WRITTEN INSTRUCTION: Only the number is wanted: how many lines contain the string "from"?

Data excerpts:
--------------------------------
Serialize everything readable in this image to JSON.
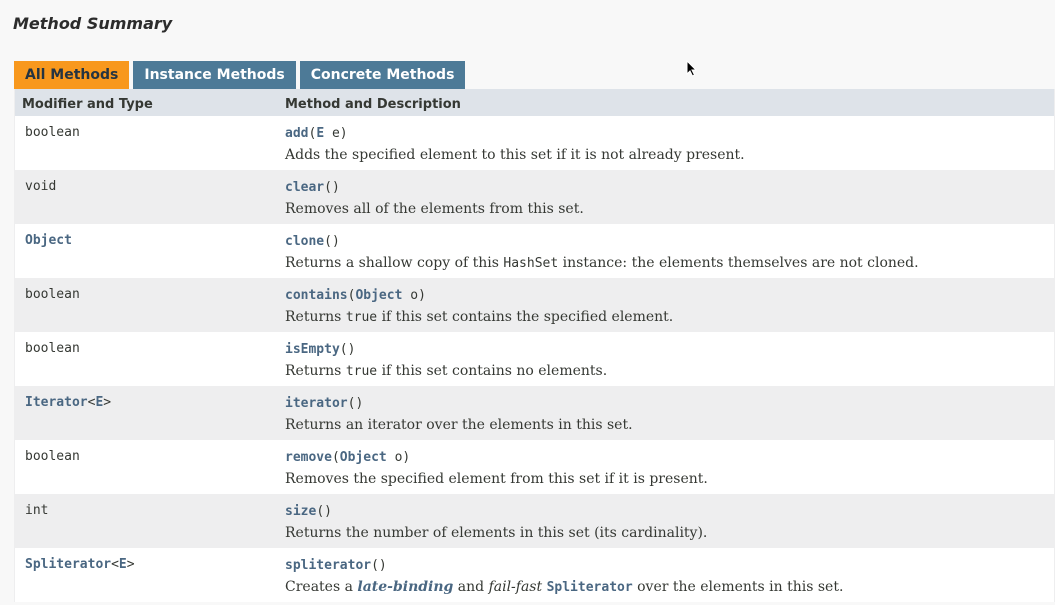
{
  "page": {
    "title": "Method Summary"
  },
  "tabs": [
    {
      "label": "All Methods",
      "active": true
    },
    {
      "label": "Instance Methods",
      "active": false
    },
    {
      "label": "Concrete Methods",
      "active": false
    }
  ],
  "table": {
    "headers": [
      "Modifier and Type",
      "Method and Description"
    ],
    "rows": [
      {
        "type": "boolean",
        "method": "add",
        "open": "(",
        "param_type": "E",
        "param_rest": " e)",
        "desc": "Adds the specified element to this set if it is not already present."
      },
      {
        "type": "void",
        "method": "clear",
        "params": "()",
        "desc": "Removes all of the elements from this set."
      },
      {
        "type": "Object",
        "method": "clone",
        "params": "()",
        "desc_before": "Returns a shallow copy of this ",
        "desc_code": "HashSet",
        "desc_after": " instance: the elements themselves are not cloned."
      },
      {
        "type": "boolean",
        "method": "contains",
        "open": "(",
        "param_type": "Object",
        "param_rest": " o)",
        "desc_before": "Returns ",
        "desc_code": "true",
        "desc_after": " if this set contains the specified element."
      },
      {
        "type": "boolean",
        "method": "isEmpty",
        "params": "()",
        "desc_before": "Returns ",
        "desc_code": "true",
        "desc_after": " if this set contains no elements."
      },
      {
        "type_link": "Iterator",
        "type_lt": "<",
        "type_param": "E",
        "type_gt": ">",
        "method": "iterator",
        "params": "()",
        "desc": "Returns an iterator over the elements in this set."
      },
      {
        "type": "boolean",
        "method": "remove",
        "open": "(",
        "param_type": "Object",
        "param_rest": " o)",
        "desc": "Removes the specified element from this set if it is present."
      },
      {
        "type": "int",
        "method": "size",
        "params": "()",
        "desc": "Returns the number of elements in this set (its cardinality)."
      },
      {
        "type_link": "Spliterator",
        "type_lt": "<",
        "type_param": "E",
        "type_gt": ">",
        "method": "spliterator",
        "params": "()",
        "desc_1": "Creates a ",
        "desc_link": "late-binding",
        "desc_2": " and ",
        "desc_em": "fail-fast",
        "desc_3": " ",
        "desc_code": "Spliterator",
        "desc_4": " over the elements in this set."
      }
    ]
  }
}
--------------------------------
TASK RESULT: 2